▶ **CONSIGNE 1**: D'après l'extrait de page ci-dessous, pour combien de personnes faut-il faire la cuisine ?
▶ **CONSIGNE 2**:
Les affirmations suivantes concordent-elles avec l'extrait de page ci-dessous ? Répondez oui ou non pour chacune, en citant les mots décisifs.
(a) Les garçons réclament du bœuf et de la patate à chaque repas.
(b) Christine ne mange pas de poisson.
(c) Christine demande qu'on lui prépare un plat à part.

▶ **EXTRAIT DE PAGE**:
===
La fois où j'en aurais bien fait du hachis, de cette végétarienne...
Faire la cuisine pour 15 personnes, d’âges, de sexes et d’horizons différents, ça n’est pas si facile. Vous avez là une majorité de garçons, relativement affamés, surtout après 2 plongées de 2h chacune dans le Rhône, qui vous réclament du bœuf et de la patate à chaque repas. Mais aussi quelques filles, qui malgré les vigoureux coups de palmes de la journée, aimerait bien « manger diététique si c’est possible, j’ai quelques pompons à perdre sur les fesses tu comprends, oh non pas des patates sautées ! ». Vous avez des jeunes, qui avaleraient n’importe quoi, et des moins jeunes, qui surveillent le cholestérol, le sucre, le sel. Vous avez des baroudeurs, prêts à n’importe quelle aventure culinaire (« oh chic, c’est quoi ? Roti de chevreau au miel sur lit de figues fraîches ? Génial ! ») et quelques bourguignons cévenols bordelais casaniers de la papille, à qui vous ne ferez jamais avaler une chose que leur maman ne leur a jamais cuisiné (« et c’est à base de quoi au juste ? Et c’est quoi comme bête, cette coriandre ? »).
Et puis, il y a Christine.
Christine est végétarienne. Adieu veaux vaches cochons...
Heureusement, Christine est d’emblée très accommodante : « je ne mange pas de viande, mais évidemment, je mange des œufs et du poisson. Et à part la viande, j’aime tout ! Mais ne te tracasse pas à me faire un truc à part, je me passe très bien du plat de protéines, du moment qu’il y a à côté le plat de légumes. Je ne suis pas difficile ».
===
▶ **DONNÉES RECUEILLIES**:
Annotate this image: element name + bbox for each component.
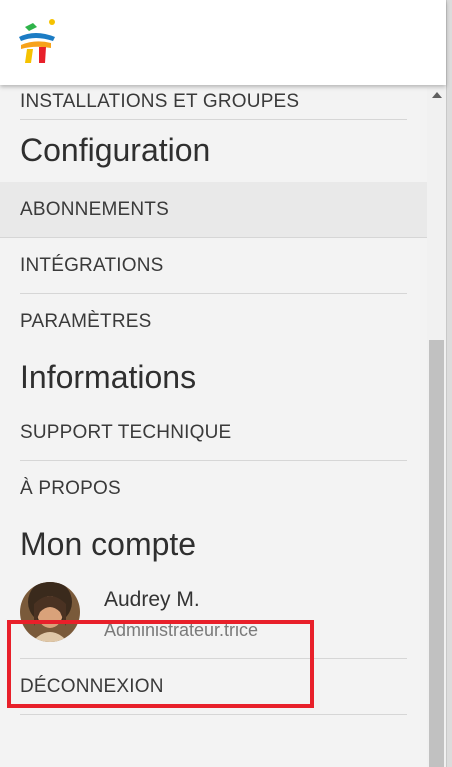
===
▶ **RÉPONSE 1**: Pour 15 personnes.

▶ **RÉPONSE 2**:
(a) Oui : « qui vous réclament du bœuf et de la patate à chaque repas ».
(b) Non : « je mange des œufs et du poisson ».
(c) Non : « ne te tracasse pas à me faire un truc à part ».